§ **TASK BRIEF**
Make an exact copy of the records, with the pictures left out.

===== DATA PROVIDED =====

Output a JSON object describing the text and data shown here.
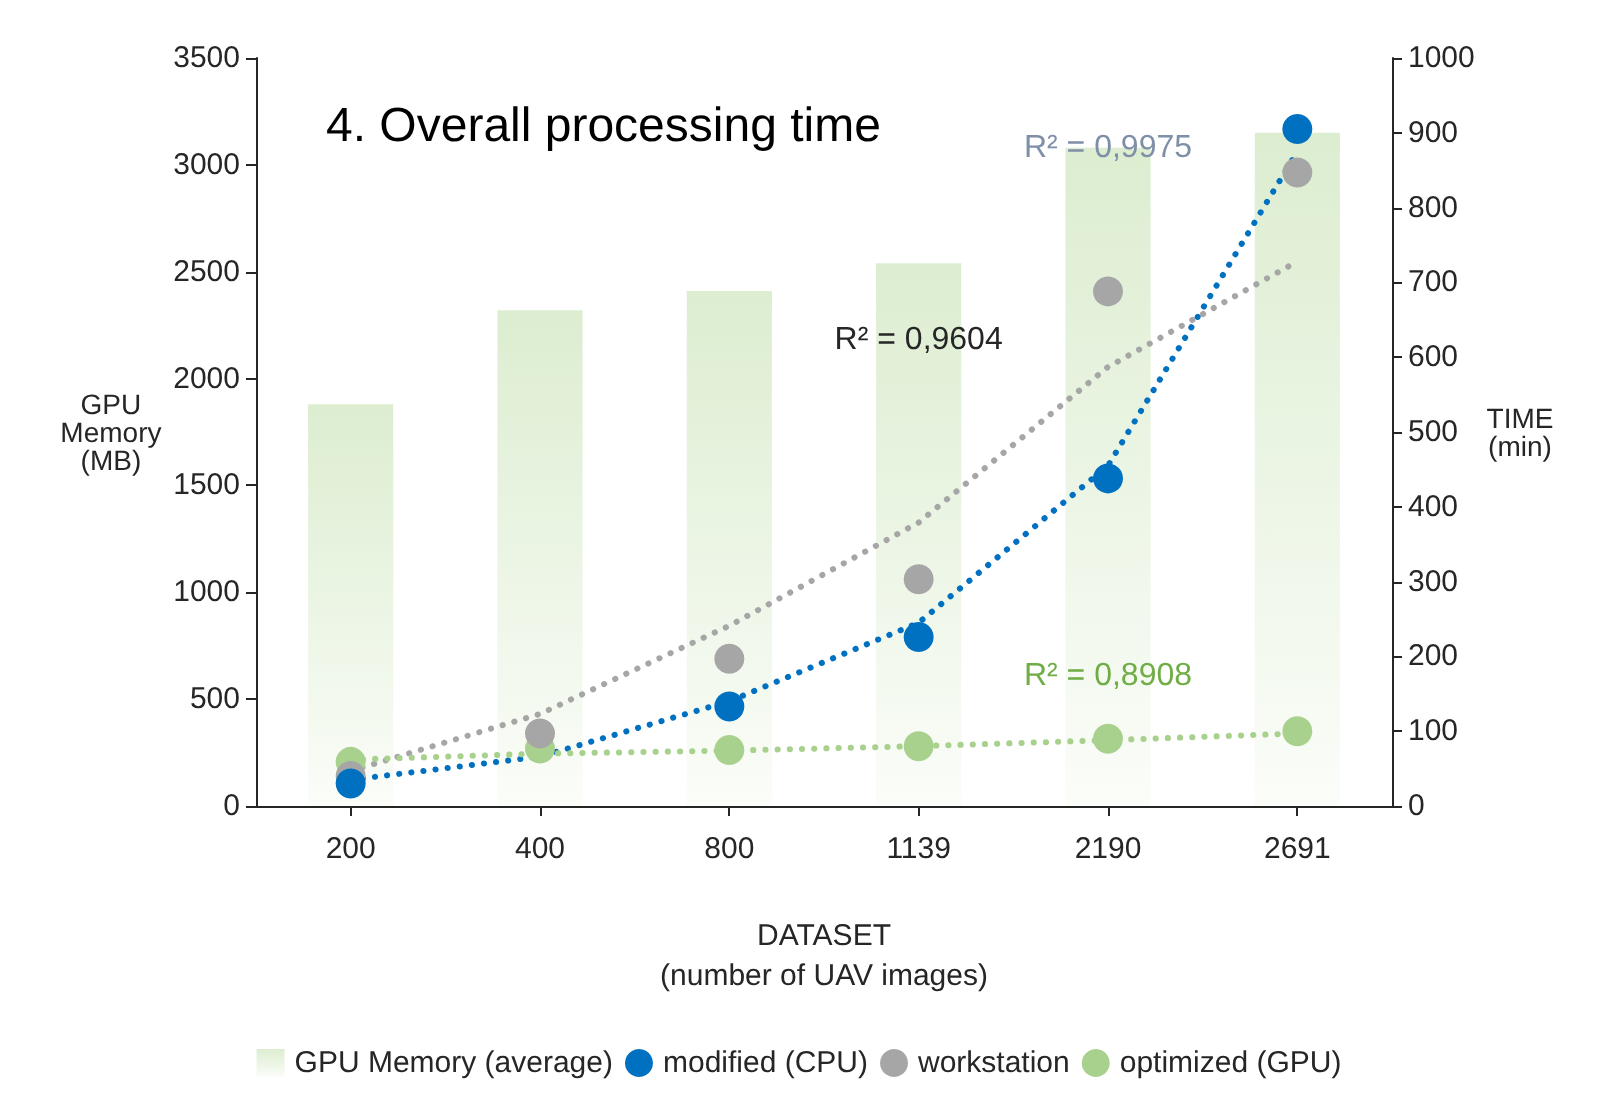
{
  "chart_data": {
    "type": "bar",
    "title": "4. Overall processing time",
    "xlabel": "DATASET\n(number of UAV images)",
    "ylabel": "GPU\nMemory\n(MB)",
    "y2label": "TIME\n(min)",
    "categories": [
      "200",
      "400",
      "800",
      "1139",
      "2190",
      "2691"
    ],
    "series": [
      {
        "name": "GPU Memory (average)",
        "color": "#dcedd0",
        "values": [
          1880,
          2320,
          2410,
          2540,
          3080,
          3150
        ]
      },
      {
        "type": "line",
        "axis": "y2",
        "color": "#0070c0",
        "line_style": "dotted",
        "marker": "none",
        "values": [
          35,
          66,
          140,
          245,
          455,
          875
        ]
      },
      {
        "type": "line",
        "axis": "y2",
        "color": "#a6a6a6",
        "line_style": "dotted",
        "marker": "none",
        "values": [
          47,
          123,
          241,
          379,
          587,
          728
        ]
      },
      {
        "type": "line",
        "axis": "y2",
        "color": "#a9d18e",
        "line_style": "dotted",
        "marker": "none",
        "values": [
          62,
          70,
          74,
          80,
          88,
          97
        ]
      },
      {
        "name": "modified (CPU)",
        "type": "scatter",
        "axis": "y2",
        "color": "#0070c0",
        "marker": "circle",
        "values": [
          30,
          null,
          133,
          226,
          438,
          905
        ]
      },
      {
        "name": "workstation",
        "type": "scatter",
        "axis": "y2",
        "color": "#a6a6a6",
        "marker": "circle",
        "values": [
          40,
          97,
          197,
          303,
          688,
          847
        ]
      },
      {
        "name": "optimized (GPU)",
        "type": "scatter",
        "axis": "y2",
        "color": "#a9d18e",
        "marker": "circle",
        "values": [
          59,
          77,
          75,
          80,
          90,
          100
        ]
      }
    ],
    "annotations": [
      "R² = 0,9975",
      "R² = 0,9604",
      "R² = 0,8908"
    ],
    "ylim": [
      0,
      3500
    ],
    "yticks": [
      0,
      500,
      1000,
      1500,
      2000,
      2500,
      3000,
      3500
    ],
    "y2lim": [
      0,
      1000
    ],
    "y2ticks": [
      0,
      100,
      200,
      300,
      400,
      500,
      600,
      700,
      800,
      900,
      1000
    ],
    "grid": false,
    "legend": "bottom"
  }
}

=====

§ **THE OUTPUT**
Output a JSON object describing the text and data shown here.
{
  "chart_data": {
    "type": "bar",
    "title": "4. Overall processing time",
    "xlabel": "DATASET\n(number of UAV images)",
    "ylabel": "GPU\nMemory\n(MB)",
    "y2label": "TIME\n(min)",
    "categories": [
      "200",
      "400",
      "800",
      "1139",
      "2190",
      "2691"
    ],
    "series": [
      {
        "name": "GPU Memory (average)",
        "color": "#dcedd0",
        "values": [
          1880,
          2320,
          2410,
          2540,
          3080,
          3150
        ]
      },
      {
        "type": "line",
        "axis": "y2",
        "color": "#0070c0",
        "line_style": "dotted",
        "marker": "none",
        "values": [
          35,
          66,
          140,
          245,
          455,
          875
        ]
      },
      {
        "type": "line",
        "axis": "y2",
        "color": "#a6a6a6",
        "line_style": "dotted",
        "marker": "none",
        "values": [
          47,
          123,
          241,
          379,
          587,
          728
        ]
      },
      {
        "type": "line",
        "axis": "y2",
        "color": "#a9d18e",
        "line_style": "dotted",
        "marker": "none",
        "values": [
          62,
          70,
          74,
          80,
          88,
          97
        ]
      },
      {
        "name": "modified (CPU)",
        "type": "scatter",
        "axis": "y2",
        "color": "#0070c0",
        "marker": "circle",
        "values": [
          30,
          null,
          133,
          226,
          438,
          905
        ]
      },
      {
        "name": "workstation",
        "type": "scatter",
        "axis": "y2",
        "color": "#a6a6a6",
        "marker": "circle",
        "values": [
          40,
          97,
          197,
          303,
          688,
          847
        ]
      },
      {
        "name": "optimized (GPU)",
        "type": "scatter",
        "axis": "y2",
        "color": "#a9d18e",
        "marker": "circle",
        "values": [
          59,
          77,
          75,
          80,
          90,
          100
        ]
      }
    ],
    "annotations": [
      "R² = 0,9975",
      "R² = 0,9604",
      "R² = 0,8908"
    ],
    "ylim": [
      0,
      3500
    ],
    "yticks": [
      0,
      500,
      1000,
      1500,
      2000,
      2500,
      3000,
      3500
    ],
    "y2lim": [
      0,
      1000
    ],
    "y2ticks": [
      0,
      100,
      200,
      300,
      400,
      500,
      600,
      700,
      800,
      900,
      1000
    ],
    "grid": false,
    "legend": "bottom"
  }
}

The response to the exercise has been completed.